__Dataset records__.
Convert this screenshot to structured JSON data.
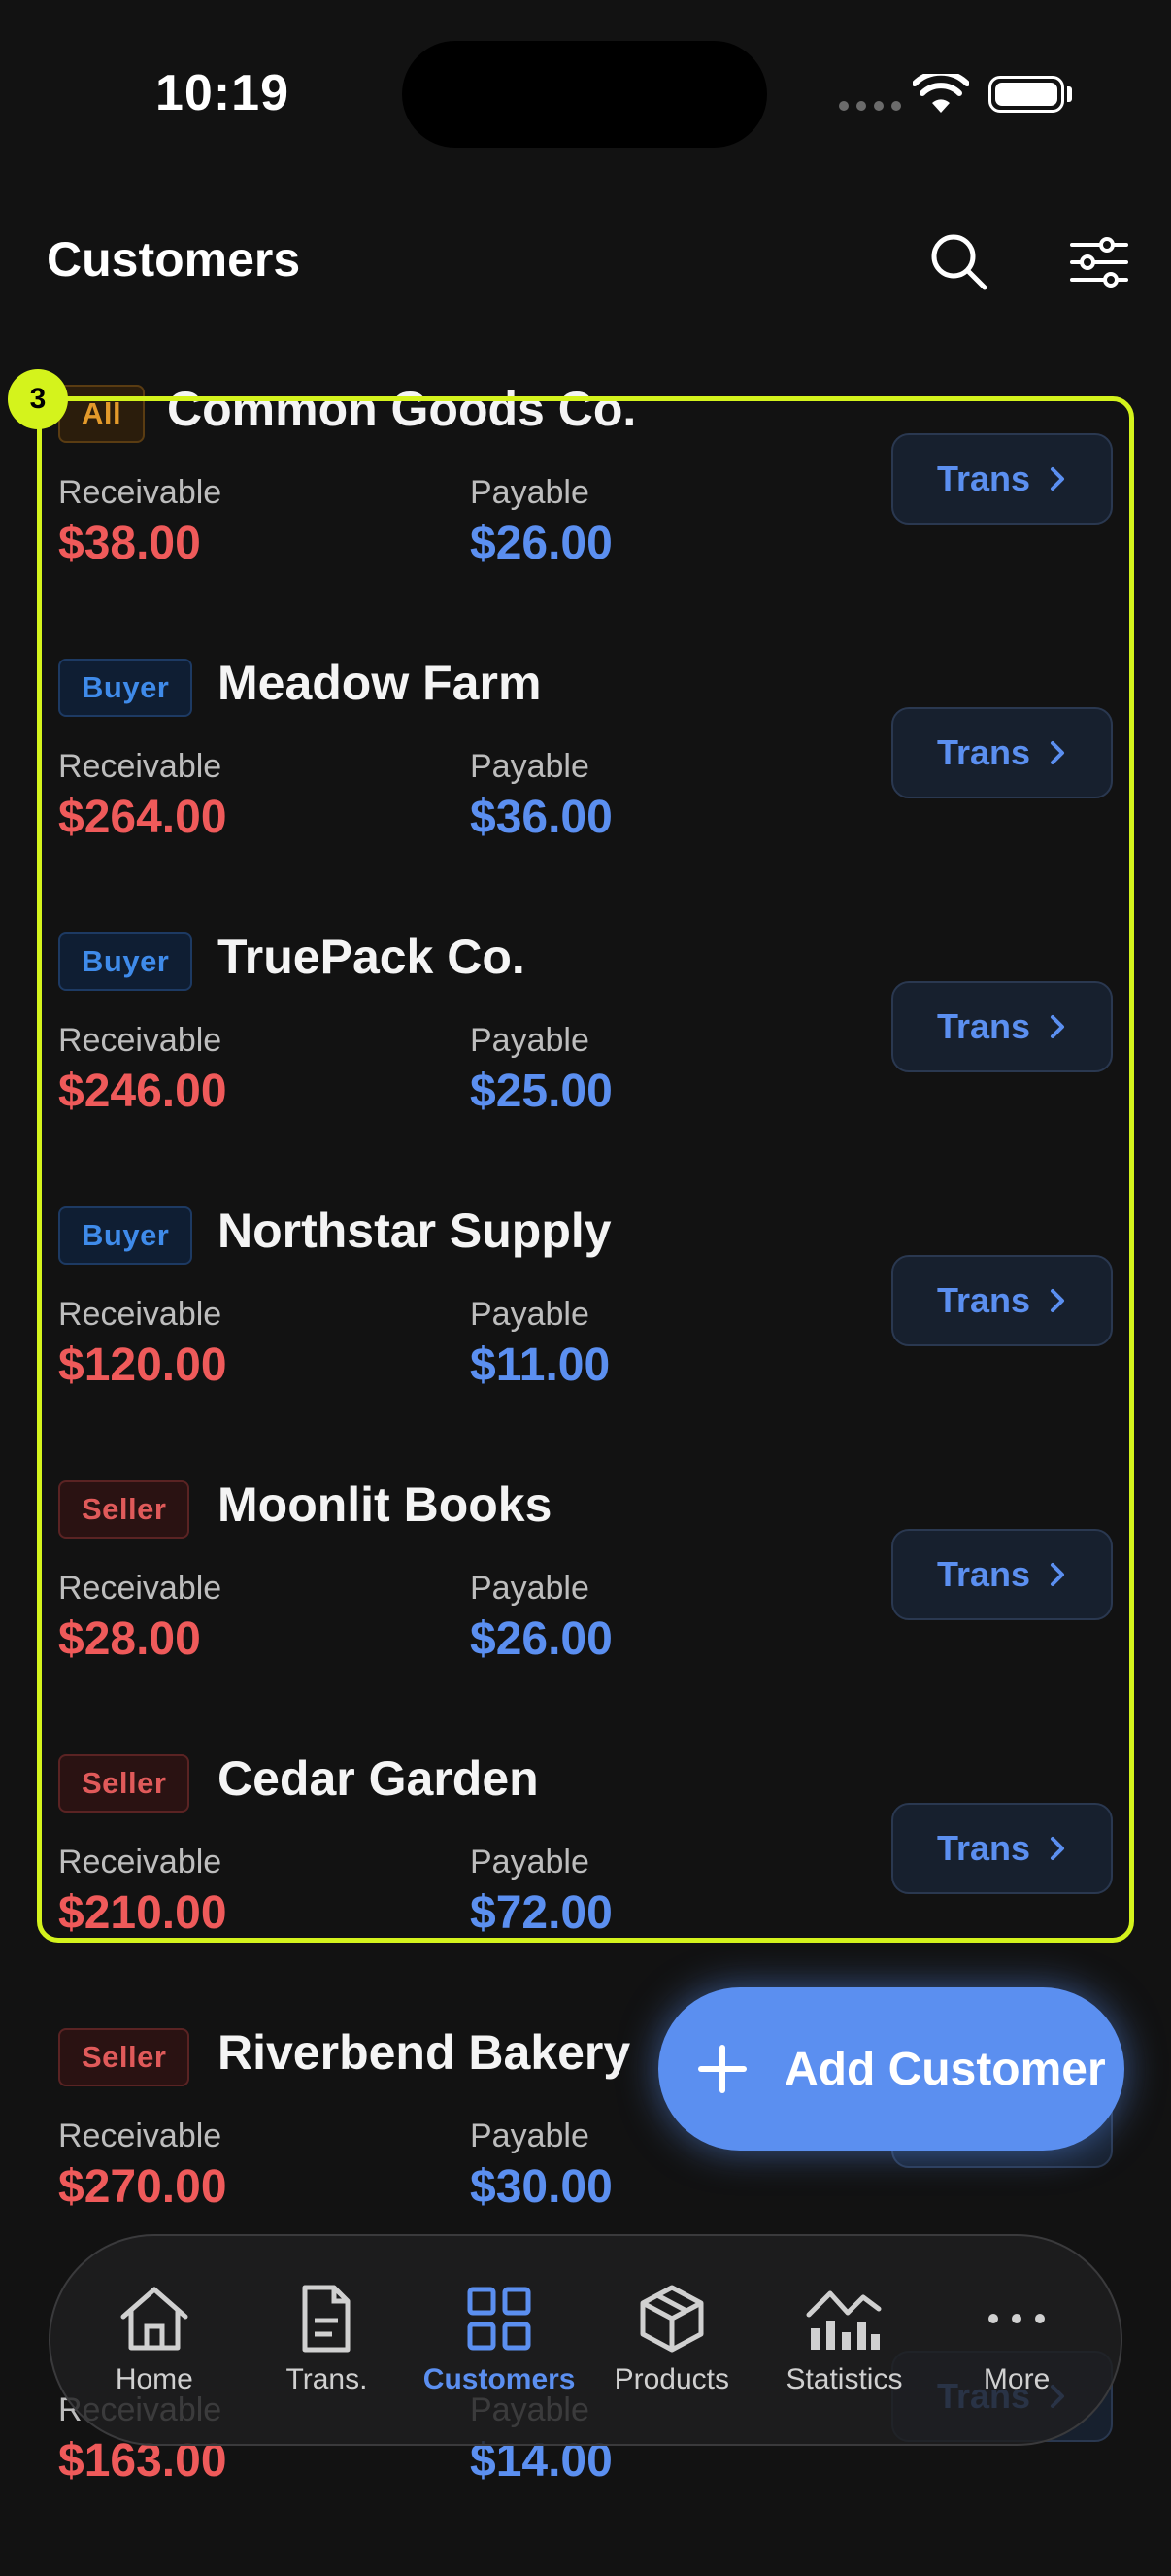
{
  "status_bar": {
    "time": "10:19"
  },
  "header": {
    "title": "Customers"
  },
  "labels": {
    "receivable": "Receivable",
    "payable": "Payable",
    "trans_button": "Trans"
  },
  "customers": [
    {
      "badge": "All",
      "type": "all",
      "name": "Common Goods Co.",
      "receivable": "$38.00",
      "payable": "$26.00"
    },
    {
      "badge": "Buyer",
      "type": "buyer",
      "name": "Meadow Farm",
      "receivable": "$264.00",
      "payable": "$36.00"
    },
    {
      "badge": "Buyer",
      "type": "buyer",
      "name": "TruePack Co.",
      "receivable": "$246.00",
      "payable": "$25.00"
    },
    {
      "badge": "Buyer",
      "type": "buyer",
      "name": "Northstar Supply",
      "receivable": "$120.00",
      "payable": "$11.00"
    },
    {
      "badge": "Seller",
      "type": "seller",
      "name": "Moonlit Books",
      "receivable": "$28.00",
      "payable": "$26.00"
    },
    {
      "badge": "Seller",
      "type": "seller",
      "name": "Cedar Garden",
      "receivable": "$210.00",
      "payable": "$72.00"
    },
    {
      "badge": "Seller",
      "type": "seller",
      "name": "Riverbend Bakery",
      "receivable": "$270.00",
      "payable": "$30.00"
    },
    {
      "badge": "",
      "type": "seller",
      "name": "",
      "receivable": "$163.00",
      "payable": "$14.00"
    }
  ],
  "highlight": {
    "label": "3"
  },
  "fab": {
    "label": "Add Customer"
  },
  "nav": {
    "active": "Customers",
    "items": [
      {
        "label": "Home",
        "icon": "home-icon"
      },
      {
        "label": "Trans.",
        "icon": "document-icon"
      },
      {
        "label": "Customers",
        "icon": "grid-icon"
      },
      {
        "label": "Products",
        "icon": "cube-icon"
      },
      {
        "label": "Statistics",
        "icon": "chart-icon"
      },
      {
        "label": "More",
        "icon": "more-icon"
      }
    ]
  },
  "colors": {
    "accent": "#5b8ff0",
    "receivable": "#ef5a5a",
    "highlight": "#d4f31c",
    "background": "#121212"
  }
}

__Task directions__. Scan the material above. Copy each line that holds the word "icon".

__Result below__.
        "icon": "home-icon"
        "icon": "document-icon"
        "icon": "grid-icon"
        "icon": "cube-icon"
        "icon": "chart-icon"
        "icon": "more-icon"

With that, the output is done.